### 읽을 글
>>>>>
Deep Residual Learning for Image Recognition: ResNet 시각화 리뷰

개발

Deep Residual Learning for Image Recognition: ResNet 시각화 리뷰

Hugh Q Lee 2025. 3. 25. 20:56

ResNet을 제시한 논문 "Deep Residual Learning for Image Recognition"을 params# 측면에서의 주요 컨셉을 코드 및 시각화로 리뷰합니다.

Figure 3. Example network architectures for ImageNet (He et al., 2016).

$$\text{conv_params}=\text{input_ch}×\text{output_ch}×\text{kernel_w}×\text{kernel_h}+\text{bias}$$

1. 첫 레이어

비교	VGG's	ResNet's
params#	260,160	9,472

# VGG

import torch.nn as nn

module = nn.Sequential(
    nn.Conv2d(in_channels=3, out_channels=64, kernel_size=3, stride=1, padding='same'),
    nn.Conv2d(in_channels=64, out_channels=64, kernel_size=3, stride=1, padding='same'),
    nn.MaxPool2d(kernel_size=2, stride=2),
    nn.Conv2d(in_channels=64, out_channels=128, kernel_size=3, stride=1, padding='same'),
    nn.Conv2d(in_channels=128, out_channels=128, kernel_size=3, stride=1, padding='same'),
    nn.MaxPool2d(kernel_size=2, stride=2)
    )
<<<<<
컬렉션에서 추출한 데이터
>>>>>
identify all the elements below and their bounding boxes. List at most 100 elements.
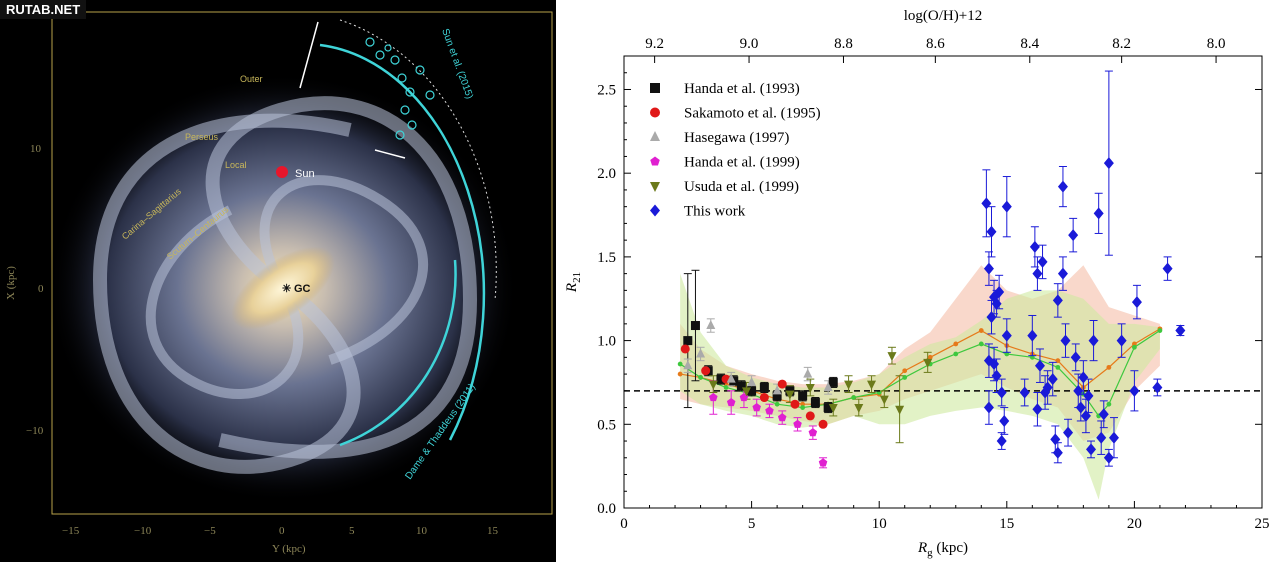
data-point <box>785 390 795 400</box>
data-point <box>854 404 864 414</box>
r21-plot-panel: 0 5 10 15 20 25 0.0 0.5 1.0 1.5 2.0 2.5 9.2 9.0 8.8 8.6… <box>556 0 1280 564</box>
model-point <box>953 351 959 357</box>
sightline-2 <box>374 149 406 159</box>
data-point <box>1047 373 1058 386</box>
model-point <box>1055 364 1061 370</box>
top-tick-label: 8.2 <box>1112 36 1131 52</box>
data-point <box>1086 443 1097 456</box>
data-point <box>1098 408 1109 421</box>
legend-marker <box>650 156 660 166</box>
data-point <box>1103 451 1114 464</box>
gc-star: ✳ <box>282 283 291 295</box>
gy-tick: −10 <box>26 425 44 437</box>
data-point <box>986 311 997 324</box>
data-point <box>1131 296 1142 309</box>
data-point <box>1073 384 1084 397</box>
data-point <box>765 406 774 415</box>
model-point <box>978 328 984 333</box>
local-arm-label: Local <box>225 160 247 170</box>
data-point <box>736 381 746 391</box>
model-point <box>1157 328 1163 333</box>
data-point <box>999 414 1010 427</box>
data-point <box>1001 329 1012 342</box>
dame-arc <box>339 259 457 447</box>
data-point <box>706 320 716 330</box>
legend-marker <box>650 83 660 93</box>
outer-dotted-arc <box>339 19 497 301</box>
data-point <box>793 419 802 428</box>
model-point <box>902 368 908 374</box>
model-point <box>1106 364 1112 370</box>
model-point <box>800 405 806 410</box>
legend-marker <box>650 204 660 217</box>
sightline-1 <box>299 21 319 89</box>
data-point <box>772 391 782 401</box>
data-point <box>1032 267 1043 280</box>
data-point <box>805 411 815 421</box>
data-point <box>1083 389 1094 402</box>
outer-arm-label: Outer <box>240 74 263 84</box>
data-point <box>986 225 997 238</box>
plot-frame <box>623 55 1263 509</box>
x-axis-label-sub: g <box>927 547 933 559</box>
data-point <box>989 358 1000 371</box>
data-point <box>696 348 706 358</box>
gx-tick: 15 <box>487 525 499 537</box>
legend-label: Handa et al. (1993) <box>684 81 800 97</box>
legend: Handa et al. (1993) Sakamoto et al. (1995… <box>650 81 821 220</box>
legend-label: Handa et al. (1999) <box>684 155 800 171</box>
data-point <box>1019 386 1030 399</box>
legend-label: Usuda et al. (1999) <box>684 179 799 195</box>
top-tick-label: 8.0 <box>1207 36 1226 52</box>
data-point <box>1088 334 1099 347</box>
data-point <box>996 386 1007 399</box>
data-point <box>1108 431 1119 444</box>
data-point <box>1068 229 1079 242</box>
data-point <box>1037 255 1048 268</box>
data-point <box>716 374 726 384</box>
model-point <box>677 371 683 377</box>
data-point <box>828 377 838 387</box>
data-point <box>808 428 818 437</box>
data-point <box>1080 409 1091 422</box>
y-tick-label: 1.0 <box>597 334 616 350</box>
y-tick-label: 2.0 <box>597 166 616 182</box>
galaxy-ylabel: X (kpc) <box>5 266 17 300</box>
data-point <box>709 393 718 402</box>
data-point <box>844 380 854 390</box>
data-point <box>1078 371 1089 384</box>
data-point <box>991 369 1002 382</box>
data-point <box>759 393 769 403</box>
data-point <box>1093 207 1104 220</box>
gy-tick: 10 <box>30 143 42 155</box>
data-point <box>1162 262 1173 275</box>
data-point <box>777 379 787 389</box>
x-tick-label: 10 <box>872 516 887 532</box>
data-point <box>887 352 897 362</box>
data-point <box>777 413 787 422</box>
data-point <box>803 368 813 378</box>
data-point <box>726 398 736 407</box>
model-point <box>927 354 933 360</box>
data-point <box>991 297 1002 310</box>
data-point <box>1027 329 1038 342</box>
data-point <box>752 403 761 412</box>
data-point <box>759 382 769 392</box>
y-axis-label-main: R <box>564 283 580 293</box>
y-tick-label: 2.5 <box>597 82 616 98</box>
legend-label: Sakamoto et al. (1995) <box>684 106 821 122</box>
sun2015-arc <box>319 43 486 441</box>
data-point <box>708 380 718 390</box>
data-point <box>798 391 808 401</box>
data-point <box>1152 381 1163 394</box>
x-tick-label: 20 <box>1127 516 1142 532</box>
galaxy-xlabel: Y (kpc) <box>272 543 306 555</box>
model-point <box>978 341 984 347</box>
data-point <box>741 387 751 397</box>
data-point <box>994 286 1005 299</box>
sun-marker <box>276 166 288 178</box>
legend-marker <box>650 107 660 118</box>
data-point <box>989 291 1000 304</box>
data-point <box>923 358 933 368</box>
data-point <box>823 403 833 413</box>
<<<<<
>>>>>
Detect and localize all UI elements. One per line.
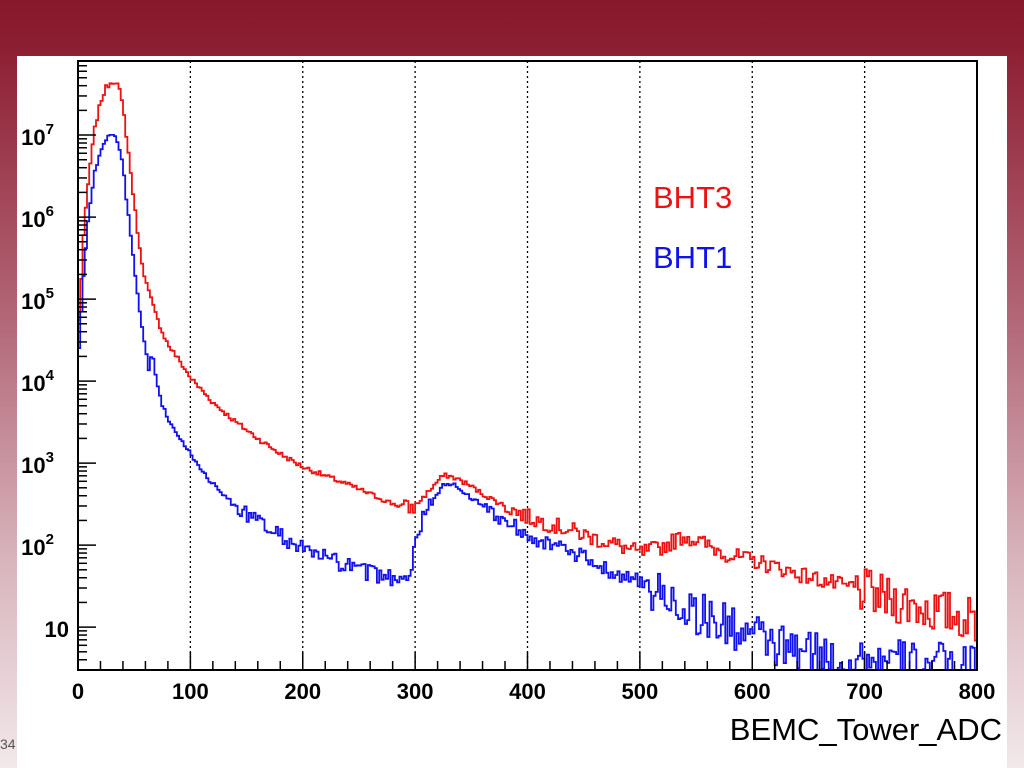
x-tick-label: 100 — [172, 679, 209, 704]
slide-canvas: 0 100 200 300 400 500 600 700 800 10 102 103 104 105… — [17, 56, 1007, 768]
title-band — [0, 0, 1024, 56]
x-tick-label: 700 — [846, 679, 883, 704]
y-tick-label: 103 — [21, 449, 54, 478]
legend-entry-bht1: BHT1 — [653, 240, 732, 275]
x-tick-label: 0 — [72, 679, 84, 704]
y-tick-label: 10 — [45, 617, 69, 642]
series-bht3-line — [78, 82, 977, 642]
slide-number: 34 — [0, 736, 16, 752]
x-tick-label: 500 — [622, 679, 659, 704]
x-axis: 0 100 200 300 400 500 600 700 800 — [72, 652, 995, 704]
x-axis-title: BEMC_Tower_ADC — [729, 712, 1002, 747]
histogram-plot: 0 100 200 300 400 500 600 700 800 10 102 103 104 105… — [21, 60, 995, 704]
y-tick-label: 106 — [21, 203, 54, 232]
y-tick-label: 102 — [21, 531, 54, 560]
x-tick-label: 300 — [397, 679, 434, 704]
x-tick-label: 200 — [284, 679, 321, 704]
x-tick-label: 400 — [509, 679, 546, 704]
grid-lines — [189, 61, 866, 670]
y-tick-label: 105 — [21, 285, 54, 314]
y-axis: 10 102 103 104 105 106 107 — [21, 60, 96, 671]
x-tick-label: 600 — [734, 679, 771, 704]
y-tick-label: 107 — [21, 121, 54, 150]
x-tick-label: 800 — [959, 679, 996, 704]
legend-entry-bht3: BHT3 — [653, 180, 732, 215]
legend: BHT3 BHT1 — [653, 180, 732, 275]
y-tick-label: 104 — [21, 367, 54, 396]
<<<<<
>>>>>
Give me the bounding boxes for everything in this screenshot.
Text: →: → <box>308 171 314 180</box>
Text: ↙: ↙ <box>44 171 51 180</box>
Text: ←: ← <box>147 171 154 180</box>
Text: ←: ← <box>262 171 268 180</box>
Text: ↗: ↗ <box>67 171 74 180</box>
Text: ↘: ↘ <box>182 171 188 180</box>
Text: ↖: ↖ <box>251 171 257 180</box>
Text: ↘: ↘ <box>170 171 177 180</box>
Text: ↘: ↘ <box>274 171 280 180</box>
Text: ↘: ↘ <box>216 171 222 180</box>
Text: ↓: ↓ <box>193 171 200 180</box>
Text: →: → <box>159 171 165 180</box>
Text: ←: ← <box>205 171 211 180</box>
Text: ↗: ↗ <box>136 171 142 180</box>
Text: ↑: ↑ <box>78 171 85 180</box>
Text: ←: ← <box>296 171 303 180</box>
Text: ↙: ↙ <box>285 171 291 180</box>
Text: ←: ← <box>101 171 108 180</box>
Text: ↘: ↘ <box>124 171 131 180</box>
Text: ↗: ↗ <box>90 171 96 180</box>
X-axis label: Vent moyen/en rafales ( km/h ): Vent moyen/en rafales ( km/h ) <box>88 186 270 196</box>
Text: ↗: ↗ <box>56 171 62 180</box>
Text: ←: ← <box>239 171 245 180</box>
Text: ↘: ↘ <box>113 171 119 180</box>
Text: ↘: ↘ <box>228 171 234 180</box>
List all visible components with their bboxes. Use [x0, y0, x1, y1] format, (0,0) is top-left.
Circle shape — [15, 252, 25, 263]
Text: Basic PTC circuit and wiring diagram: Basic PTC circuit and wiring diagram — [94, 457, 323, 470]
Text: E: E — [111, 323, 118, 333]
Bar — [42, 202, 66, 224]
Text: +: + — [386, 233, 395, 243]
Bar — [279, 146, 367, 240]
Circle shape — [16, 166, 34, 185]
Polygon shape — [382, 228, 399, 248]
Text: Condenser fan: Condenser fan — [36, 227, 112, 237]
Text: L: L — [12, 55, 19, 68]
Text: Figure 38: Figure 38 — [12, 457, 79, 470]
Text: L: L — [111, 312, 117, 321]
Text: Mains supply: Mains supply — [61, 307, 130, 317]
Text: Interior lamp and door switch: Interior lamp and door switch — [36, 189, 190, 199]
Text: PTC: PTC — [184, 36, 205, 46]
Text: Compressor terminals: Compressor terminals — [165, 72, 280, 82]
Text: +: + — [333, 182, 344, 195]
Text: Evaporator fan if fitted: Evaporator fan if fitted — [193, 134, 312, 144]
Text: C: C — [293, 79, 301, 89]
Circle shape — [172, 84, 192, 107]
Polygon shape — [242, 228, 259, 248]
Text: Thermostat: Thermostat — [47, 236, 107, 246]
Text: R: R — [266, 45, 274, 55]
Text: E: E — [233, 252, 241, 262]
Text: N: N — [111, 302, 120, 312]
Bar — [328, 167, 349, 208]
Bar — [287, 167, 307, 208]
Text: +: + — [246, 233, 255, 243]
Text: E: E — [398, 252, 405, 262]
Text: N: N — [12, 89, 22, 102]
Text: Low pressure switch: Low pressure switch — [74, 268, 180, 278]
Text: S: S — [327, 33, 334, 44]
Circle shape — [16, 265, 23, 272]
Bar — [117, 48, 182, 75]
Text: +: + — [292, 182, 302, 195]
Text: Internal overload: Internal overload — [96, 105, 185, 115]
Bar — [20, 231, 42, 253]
<<<<<
### 요청 내용 1
ResNet 리뷰에 나오는 conv_params 공식에서 등호 오른쪽에 쓰인 변수 이름을 모두 꼽으면 무엇인가요?
### 요청 내용 2
ResNet 리뷰에서 "ResNet을 제시한 논문"로 시작해 "et al., 2016)."까지 이어지는 부분을 한 글자도 바꾸지 말고 그대로 따라 적어 주시겠어요?
항목들은 글과는 별개의 자료입니다.

### 과제 답변 1
input_ch, output_ch, kernel_w, kernel_h, bias

### 과제 답변 2
ResNet을 제시한 논문 "Deep Residual Learning for Image Recognition"을 params# 측면에서의 주요 컨셉을 코드 및 시각화로 리뷰합니다.

Figure 3. Example network architectures for ImageNet (He et al., 2016).